▸ Exercise aim: Keep only the lines that hold the string "content", filtering out the rest of the entries below.
--- Supplied data ---
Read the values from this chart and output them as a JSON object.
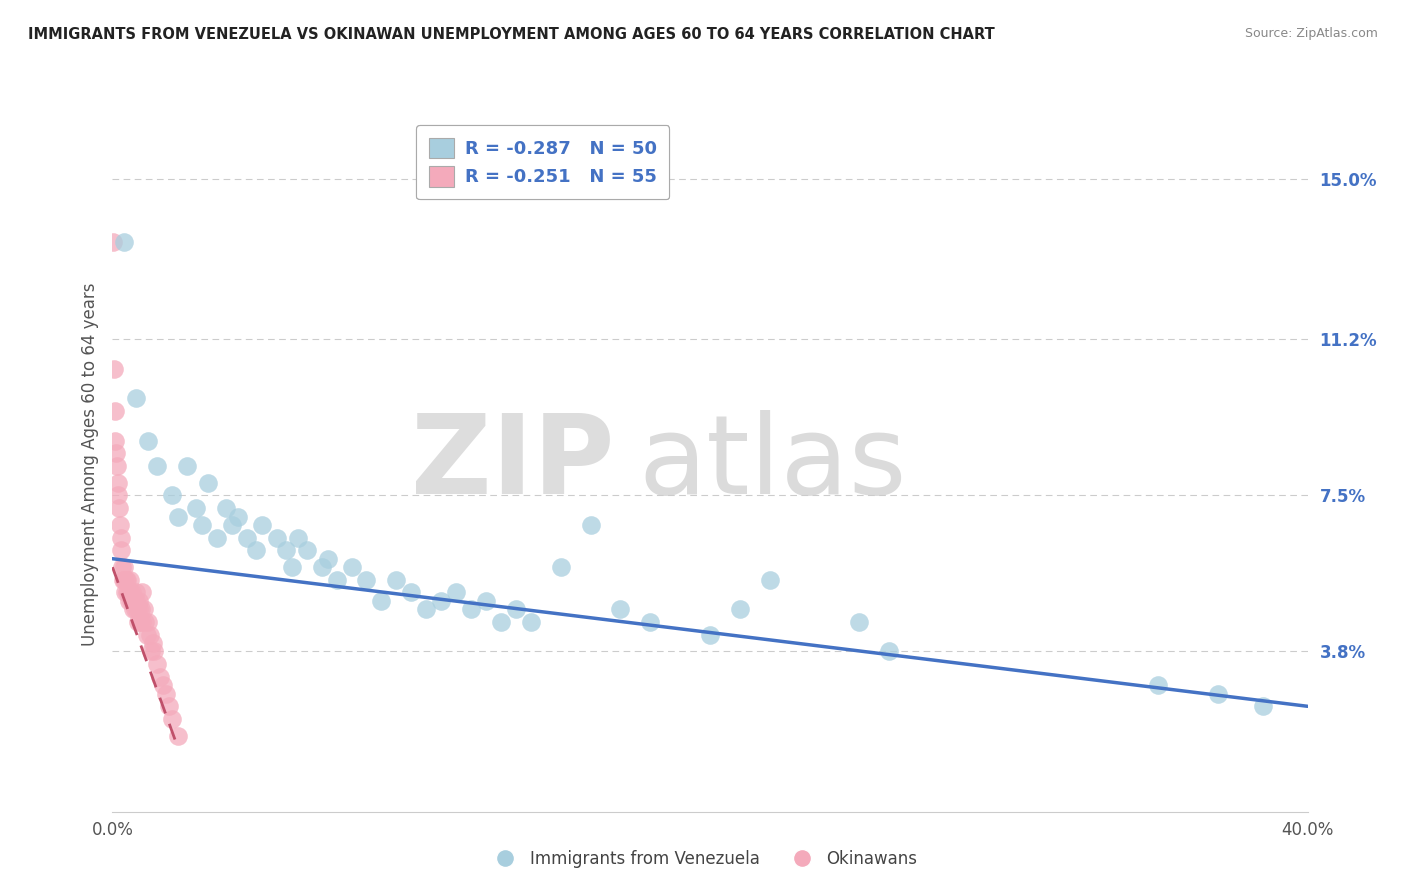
{
  "title": "IMMIGRANTS FROM VENEZUELA VS OKINAWAN UNEMPLOYMENT AMONG AGES 60 TO 64 YEARS CORRELATION CHART",
  "source": "Source: ZipAtlas.com",
  "ylabel": "Unemployment Among Ages 60 to 64 years",
  "y_ticks_right": [
    3.8,
    7.5,
    11.2,
    15.0
  ],
  "y_ticks_labels": [
    "3.8%",
    "7.5%",
    "11.2%",
    "15.0%"
  ],
  "xlim": [
    0.0,
    40.0
  ],
  "ylim": [
    0.0,
    16.5
  ],
  "legend_blue_r": "R = -0.287",
  "legend_blue_n": "N = 50",
  "legend_pink_r": "R = -0.251",
  "legend_pink_n": "N = 55",
  "legend_blue_label": "Immigrants from Venezuela",
  "legend_pink_label": "Okinawans",
  "blue_color": "#A8CEDE",
  "pink_color": "#F4AABB",
  "trend_blue_color": "#4472C4",
  "trend_pink_color": "#C0506A",
  "blue_scatter": [
    [
      0.4,
      13.5
    ],
    [
      0.8,
      9.8
    ],
    [
      1.2,
      8.8
    ],
    [
      1.5,
      8.2
    ],
    [
      2.0,
      7.5
    ],
    [
      2.2,
      7.0
    ],
    [
      2.5,
      8.2
    ],
    [
      2.8,
      7.2
    ],
    [
      3.0,
      6.8
    ],
    [
      3.2,
      7.8
    ],
    [
      3.5,
      6.5
    ],
    [
      3.8,
      7.2
    ],
    [
      4.0,
      6.8
    ],
    [
      4.2,
      7.0
    ],
    [
      4.5,
      6.5
    ],
    [
      4.8,
      6.2
    ],
    [
      5.0,
      6.8
    ],
    [
      5.5,
      6.5
    ],
    [
      5.8,
      6.2
    ],
    [
      6.0,
      5.8
    ],
    [
      6.2,
      6.5
    ],
    [
      6.5,
      6.2
    ],
    [
      7.0,
      5.8
    ],
    [
      7.2,
      6.0
    ],
    [
      7.5,
      5.5
    ],
    [
      8.0,
      5.8
    ],
    [
      8.5,
      5.5
    ],
    [
      9.0,
      5.0
    ],
    [
      9.5,
      5.5
    ],
    [
      10.0,
      5.2
    ],
    [
      10.5,
      4.8
    ],
    [
      11.0,
      5.0
    ],
    [
      11.5,
      5.2
    ],
    [
      12.0,
      4.8
    ],
    [
      12.5,
      5.0
    ],
    [
      13.0,
      4.5
    ],
    [
      13.5,
      4.8
    ],
    [
      14.0,
      4.5
    ],
    [
      15.0,
      5.8
    ],
    [
      16.0,
      6.8
    ],
    [
      17.0,
      4.8
    ],
    [
      18.0,
      4.5
    ],
    [
      20.0,
      4.2
    ],
    [
      21.0,
      4.8
    ],
    [
      22.0,
      5.5
    ],
    [
      25.0,
      4.5
    ],
    [
      26.0,
      3.8
    ],
    [
      35.0,
      3.0
    ],
    [
      37.0,
      2.8
    ],
    [
      38.5,
      2.5
    ]
  ],
  "pink_scatter": [
    [
      0.02,
      13.5
    ],
    [
      0.05,
      10.5
    ],
    [
      0.08,
      9.5
    ],
    [
      0.1,
      8.8
    ],
    [
      0.12,
      8.5
    ],
    [
      0.15,
      8.2
    ],
    [
      0.18,
      7.8
    ],
    [
      0.2,
      7.5
    ],
    [
      0.22,
      7.2
    ],
    [
      0.25,
      6.8
    ],
    [
      0.28,
      6.5
    ],
    [
      0.3,
      6.2
    ],
    [
      0.32,
      5.8
    ],
    [
      0.35,
      5.5
    ],
    [
      0.38,
      5.8
    ],
    [
      0.4,
      5.5
    ],
    [
      0.42,
      5.2
    ],
    [
      0.45,
      5.5
    ],
    [
      0.48,
      5.2
    ],
    [
      0.5,
      5.5
    ],
    [
      0.52,
      5.2
    ],
    [
      0.55,
      5.0
    ],
    [
      0.58,
      5.2
    ],
    [
      0.6,
      5.5
    ],
    [
      0.62,
      5.0
    ],
    [
      0.65,
      5.2
    ],
    [
      0.68,
      5.0
    ],
    [
      0.7,
      4.8
    ],
    [
      0.72,
      5.0
    ],
    [
      0.75,
      4.8
    ],
    [
      0.78,
      5.2
    ],
    [
      0.8,
      5.0
    ],
    [
      0.82,
      4.8
    ],
    [
      0.85,
      4.5
    ],
    [
      0.88,
      5.0
    ],
    [
      0.9,
      4.8
    ],
    [
      0.92,
      4.5
    ],
    [
      0.95,
      4.8
    ],
    [
      0.98,
      4.5
    ],
    [
      1.0,
      5.2
    ],
    [
      1.05,
      4.8
    ],
    [
      1.1,
      4.5
    ],
    [
      1.15,
      4.2
    ],
    [
      1.2,
      4.5
    ],
    [
      1.25,
      4.2
    ],
    [
      1.3,
      3.8
    ],
    [
      1.35,
      4.0
    ],
    [
      1.4,
      3.8
    ],
    [
      1.5,
      3.5
    ],
    [
      1.6,
      3.2
    ],
    [
      1.7,
      3.0
    ],
    [
      1.8,
      2.8
    ],
    [
      1.9,
      2.5
    ],
    [
      2.0,
      2.2
    ],
    [
      2.2,
      1.8
    ]
  ],
  "blue_trend_x": [
    0.0,
    40.0
  ],
  "blue_trend_y": [
    6.0,
    2.5
  ],
  "pink_trend_x": [
    0.0,
    2.2
  ],
  "pink_trend_y": [
    5.8,
    1.5
  ]
}
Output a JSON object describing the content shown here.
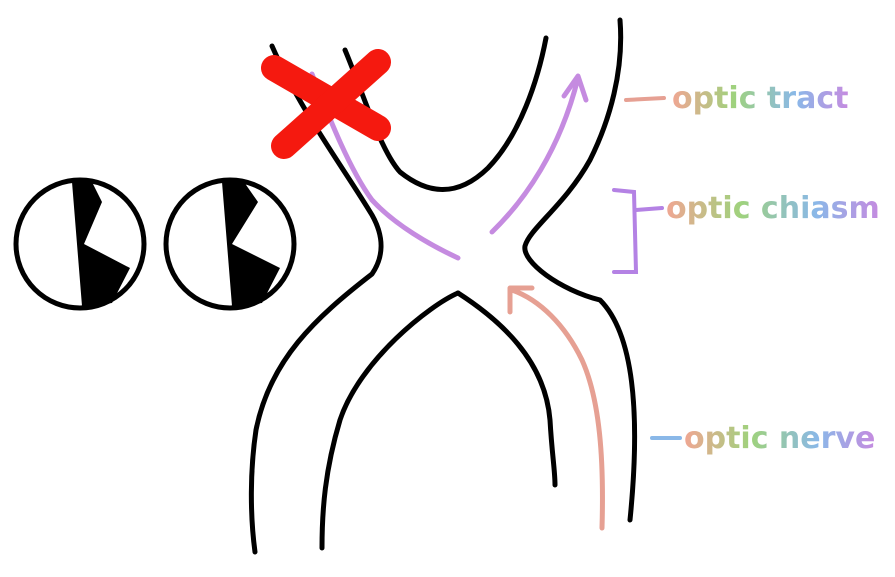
{
  "labels": {
    "optic_tract": "optic tract",
    "optic_chiasm": "optic chiasm",
    "optic_nerve": "optic nerve"
  },
  "icons": [
    "visual-field-circle-icon",
    "visual-field-circle-icon",
    "red-x-icon"
  ],
  "colors": {
    "outline": "#000000",
    "tract_arrow": "#c58be0",
    "nerve_arrow": "#e6a093",
    "red_x": "#f5190f",
    "bracket": "#b482e4",
    "label_gradient": [
      "#f0a693",
      "#9fd27d",
      "#8ab8e8",
      "#c58be0"
    ]
  }
}
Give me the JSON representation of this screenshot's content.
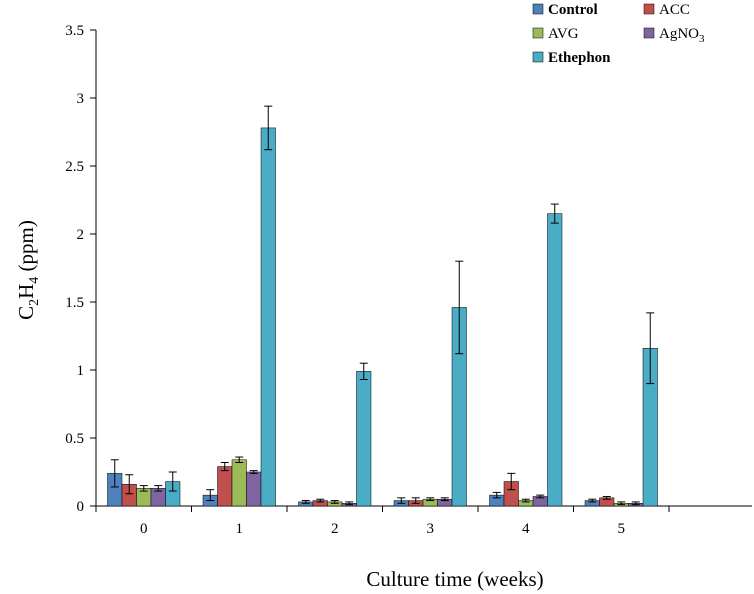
{
  "chart_data": {
    "type": "bar",
    "categories": [
      "0",
      "1",
      "2",
      "3",
      "4",
      "5"
    ],
    "xlabel": "Culture time (weeks)",
    "ylabel": {
      "base": "C",
      "sub1": "2",
      "mid": "H",
      "sub2": "4",
      "unit": " (ppm)"
    },
    "ylim": [
      0,
      3.5
    ],
    "yticks": [
      "0",
      "0.5",
      "1",
      "1.5",
      "2",
      "2.5",
      "3",
      "3.5"
    ],
    "grid": false,
    "legend_position": "top-right",
    "series": [
      {
        "name": "Control",
        "color": "#4f81bd",
        "values": [
          0.24,
          0.08,
          0.03,
          0.04,
          0.08,
          0.04
        ],
        "errors": [
          0.1,
          0.04,
          0.01,
          0.02,
          0.02,
          0.01
        ]
      },
      {
        "name": "ACC",
        "color": "#c0504d",
        "values": [
          0.16,
          0.29,
          0.04,
          0.04,
          0.18,
          0.06
        ],
        "errors": [
          0.07,
          0.03,
          0.01,
          0.02,
          0.06,
          0.01
        ]
      },
      {
        "name": "AVG",
        "color": "#9bbb59",
        "values": [
          0.13,
          0.34,
          0.03,
          0.05,
          0.04,
          0.02
        ],
        "errors": [
          0.02,
          0.02,
          0.01,
          0.01,
          0.01,
          0.01
        ]
      },
      {
        "name": "AgNO",
        "sub": "3",
        "color": "#8064a2",
        "values": [
          0.13,
          0.25,
          0.02,
          0.05,
          0.07,
          0.02
        ],
        "errors": [
          0.02,
          0.01,
          0.01,
          0.01,
          0.01,
          0.01
        ]
      },
      {
        "name": "Ethephon",
        "color": "#4bacc6",
        "values": [
          0.18,
          2.78,
          0.99,
          1.46,
          2.15,
          1.16
        ],
        "errors": [
          0.07,
          0.16,
          0.06,
          0.34,
          0.07,
          0.26
        ]
      }
    ]
  }
}
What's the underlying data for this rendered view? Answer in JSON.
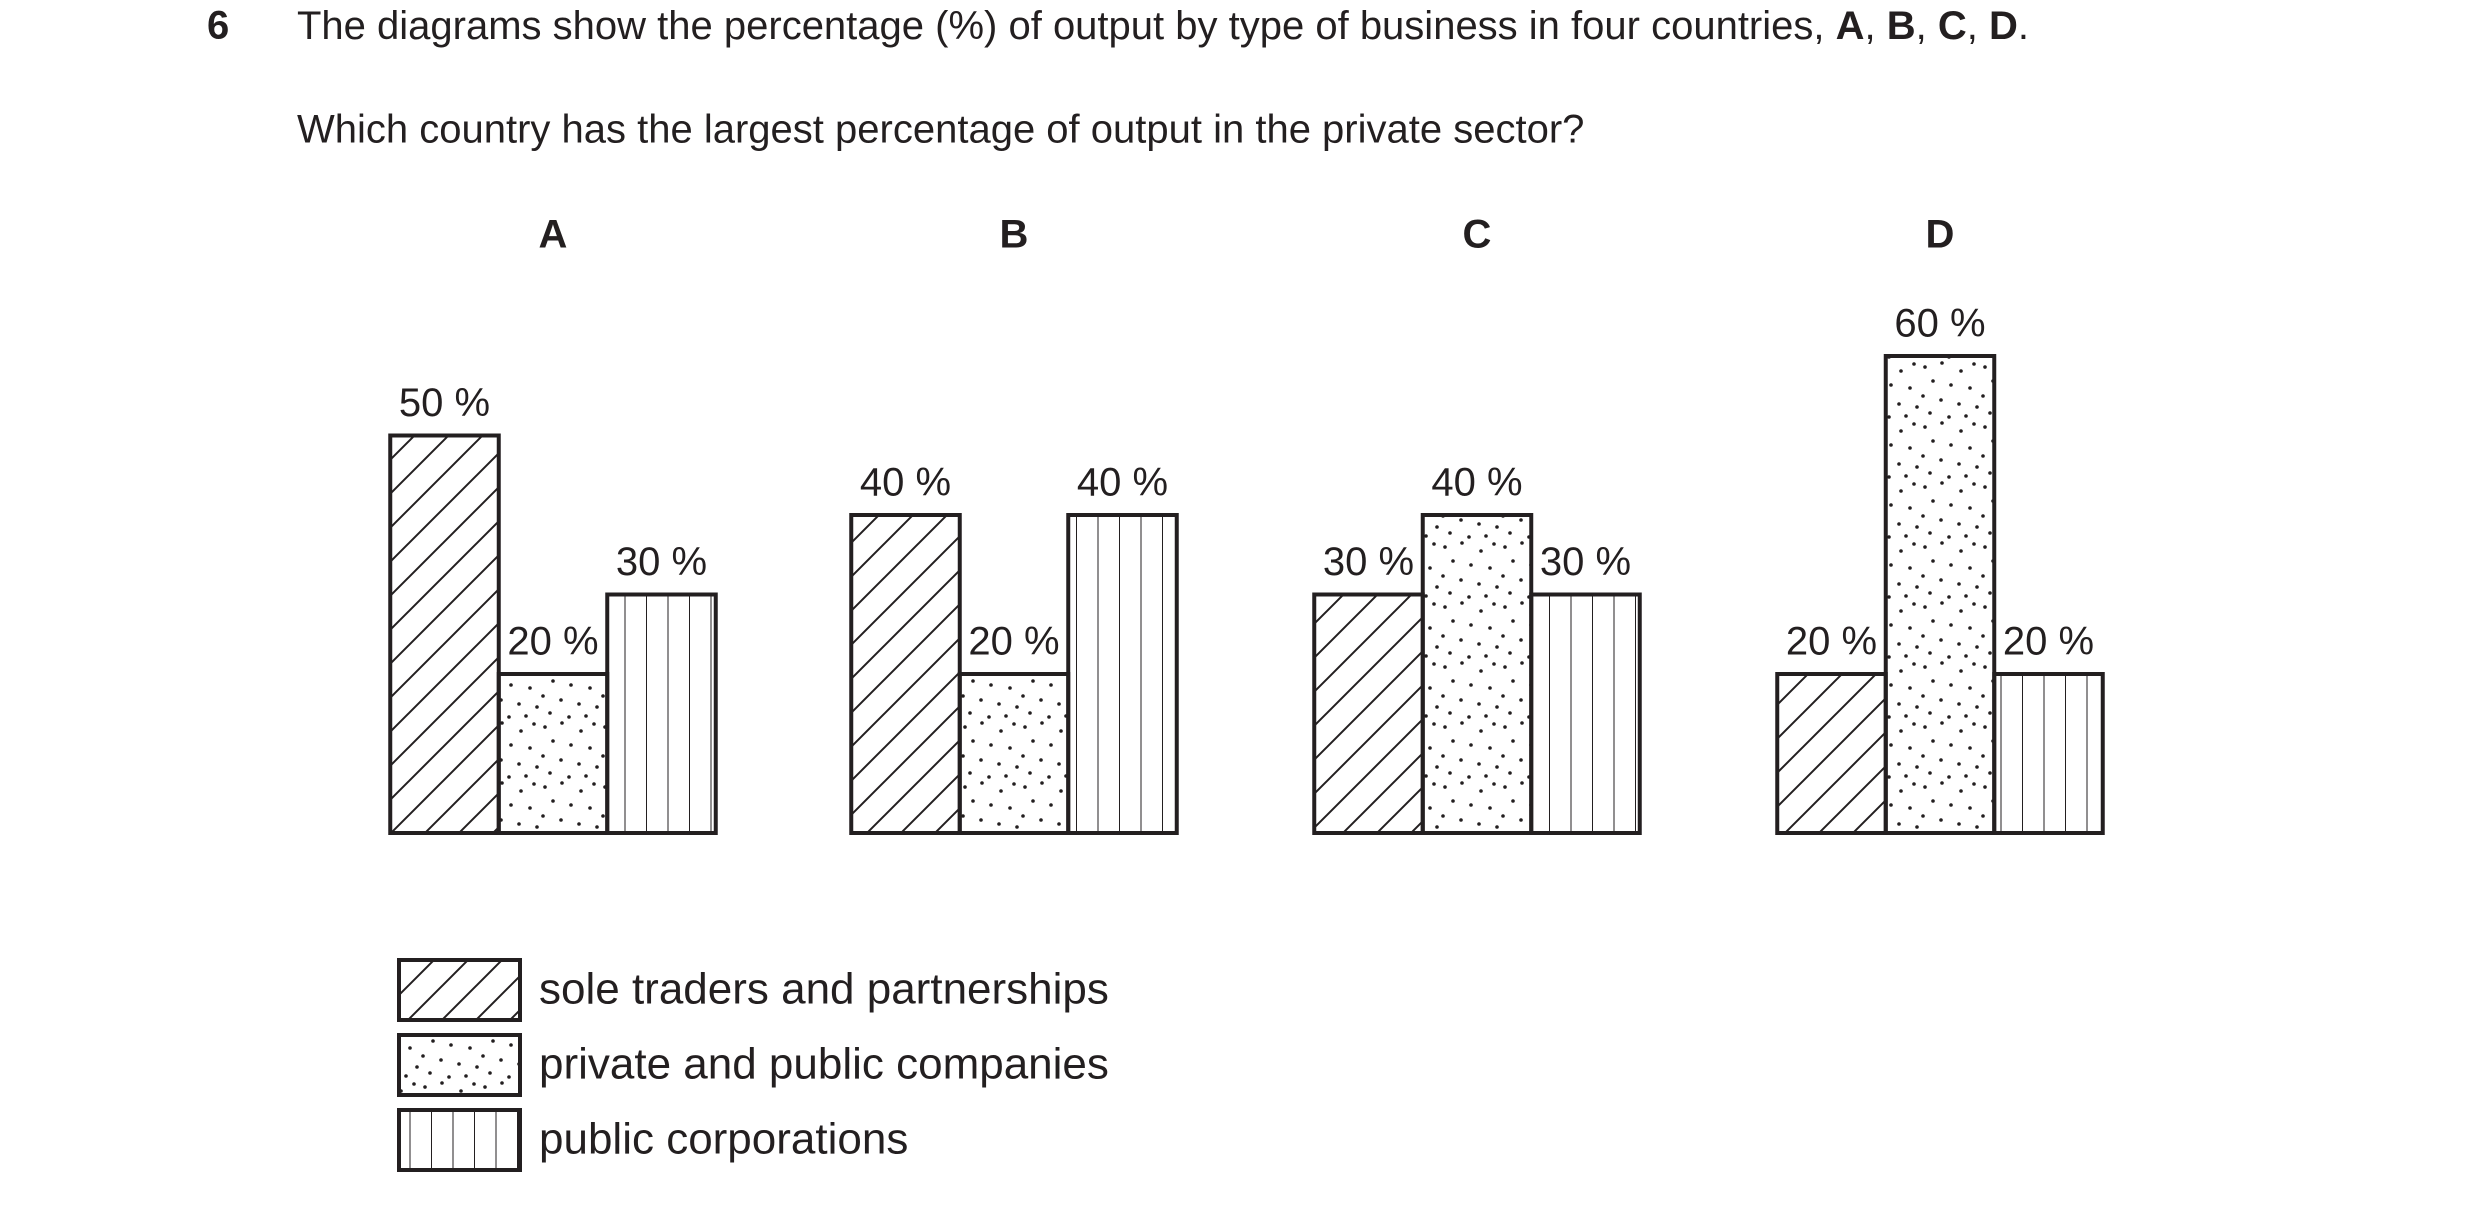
{
  "question": {
    "number": "6",
    "intro": [
      {
        "text": "The diagrams show the percentage (%) of output by type of business in four countries, ",
        "bold": false
      },
      {
        "text": "A",
        "bold": true
      },
      {
        "text": ", ",
        "bold": false
      },
      {
        "text": "B",
        "bold": true
      },
      {
        "text": ", ",
        "bold": false
      },
      {
        "text": "C",
        "bold": true
      },
      {
        "text": ", ",
        "bold": false
      },
      {
        "text": "D",
        "bold": true
      },
      {
        "text": ".",
        "bold": false
      }
    ],
    "prompt": "Which country has the largest percentage of output in the private sector?"
  },
  "legend": [
    {
      "name": "sole traders and partnerships",
      "pattern": "hatch"
    },
    {
      "name": "private and public companies",
      "pattern": "dots"
    },
    {
      "name": "public corporations",
      "pattern": "vertical"
    }
  ],
  "chart_data": [
    {
      "type": "bar",
      "title": "A",
      "values": [
        50,
        20,
        30
      ],
      "value_labels": [
        "50 %",
        "20 %",
        "30 %"
      ]
    },
    {
      "type": "bar",
      "title": "B",
      "values": [
        40,
        20,
        40
      ],
      "value_labels": [
        "40 %",
        "20 %",
        "40 %"
      ]
    },
    {
      "type": "bar",
      "title": "C",
      "values": [
        30,
        40,
        30
      ],
      "value_labels": [
        "30 %",
        "40 %",
        "30 %"
      ]
    },
    {
      "type": "bar",
      "title": "D",
      "values": [
        20,
        60,
        20
      ],
      "value_labels": [
        "20 %",
        "60 %",
        "20 %"
      ]
    }
  ]
}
---
▸ Written solution:
Output a JSON object describing the content shown here.
Give me the JSON representation of this screenshot's content.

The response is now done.